# ENTRIES SUPPLIED start

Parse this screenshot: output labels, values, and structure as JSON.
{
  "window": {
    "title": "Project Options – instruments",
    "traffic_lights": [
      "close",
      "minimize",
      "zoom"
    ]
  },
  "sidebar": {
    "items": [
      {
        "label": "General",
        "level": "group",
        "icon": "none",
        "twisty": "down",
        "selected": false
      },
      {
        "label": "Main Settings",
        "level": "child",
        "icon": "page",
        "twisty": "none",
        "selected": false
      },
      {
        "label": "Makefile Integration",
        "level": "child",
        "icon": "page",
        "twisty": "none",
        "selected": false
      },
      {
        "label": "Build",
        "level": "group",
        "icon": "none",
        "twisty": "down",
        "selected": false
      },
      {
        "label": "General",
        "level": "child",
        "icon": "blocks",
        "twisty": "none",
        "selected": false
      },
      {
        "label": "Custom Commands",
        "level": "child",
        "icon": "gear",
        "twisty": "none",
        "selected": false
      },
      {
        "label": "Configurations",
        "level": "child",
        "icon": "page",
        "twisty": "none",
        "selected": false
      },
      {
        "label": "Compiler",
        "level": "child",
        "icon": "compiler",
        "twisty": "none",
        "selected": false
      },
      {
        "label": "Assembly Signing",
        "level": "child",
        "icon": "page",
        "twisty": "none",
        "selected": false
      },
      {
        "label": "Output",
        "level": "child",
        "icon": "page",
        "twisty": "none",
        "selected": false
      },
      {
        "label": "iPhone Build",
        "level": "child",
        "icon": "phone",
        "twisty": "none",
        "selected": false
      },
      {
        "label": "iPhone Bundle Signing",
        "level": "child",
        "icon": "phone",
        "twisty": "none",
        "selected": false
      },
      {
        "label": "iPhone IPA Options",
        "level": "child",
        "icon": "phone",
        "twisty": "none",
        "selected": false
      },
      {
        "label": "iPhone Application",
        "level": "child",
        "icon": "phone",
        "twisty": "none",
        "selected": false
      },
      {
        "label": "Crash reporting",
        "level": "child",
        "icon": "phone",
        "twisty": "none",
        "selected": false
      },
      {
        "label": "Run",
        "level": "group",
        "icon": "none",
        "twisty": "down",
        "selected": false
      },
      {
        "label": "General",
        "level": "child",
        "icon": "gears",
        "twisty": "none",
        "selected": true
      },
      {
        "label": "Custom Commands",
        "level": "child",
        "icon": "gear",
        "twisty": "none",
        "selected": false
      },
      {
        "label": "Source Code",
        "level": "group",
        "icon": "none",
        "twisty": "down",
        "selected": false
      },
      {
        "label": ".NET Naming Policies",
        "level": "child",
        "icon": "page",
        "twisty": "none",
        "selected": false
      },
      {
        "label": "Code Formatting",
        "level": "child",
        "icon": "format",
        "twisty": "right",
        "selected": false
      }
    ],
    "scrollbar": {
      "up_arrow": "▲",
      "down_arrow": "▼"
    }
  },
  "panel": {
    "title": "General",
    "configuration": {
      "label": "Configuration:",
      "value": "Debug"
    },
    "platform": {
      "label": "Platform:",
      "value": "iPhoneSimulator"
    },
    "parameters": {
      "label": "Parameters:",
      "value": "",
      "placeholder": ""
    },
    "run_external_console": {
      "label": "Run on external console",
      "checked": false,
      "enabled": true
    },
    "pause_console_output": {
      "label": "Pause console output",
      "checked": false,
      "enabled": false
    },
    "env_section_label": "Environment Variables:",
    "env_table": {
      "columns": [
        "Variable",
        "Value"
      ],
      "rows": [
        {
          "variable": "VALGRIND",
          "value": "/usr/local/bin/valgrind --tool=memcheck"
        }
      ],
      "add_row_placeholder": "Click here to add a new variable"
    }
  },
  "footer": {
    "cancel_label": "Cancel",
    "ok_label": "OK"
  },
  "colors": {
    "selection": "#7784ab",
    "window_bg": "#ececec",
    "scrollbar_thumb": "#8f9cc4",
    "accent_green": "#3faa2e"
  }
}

# ENTRIES SUPPLIED end

* _GOAL_
Identify every line where the string "Options" appears.

* _PROBLEM SOLUTION_
    "title": "Project Options – instruments",
        "label": "iPhone IPA Options",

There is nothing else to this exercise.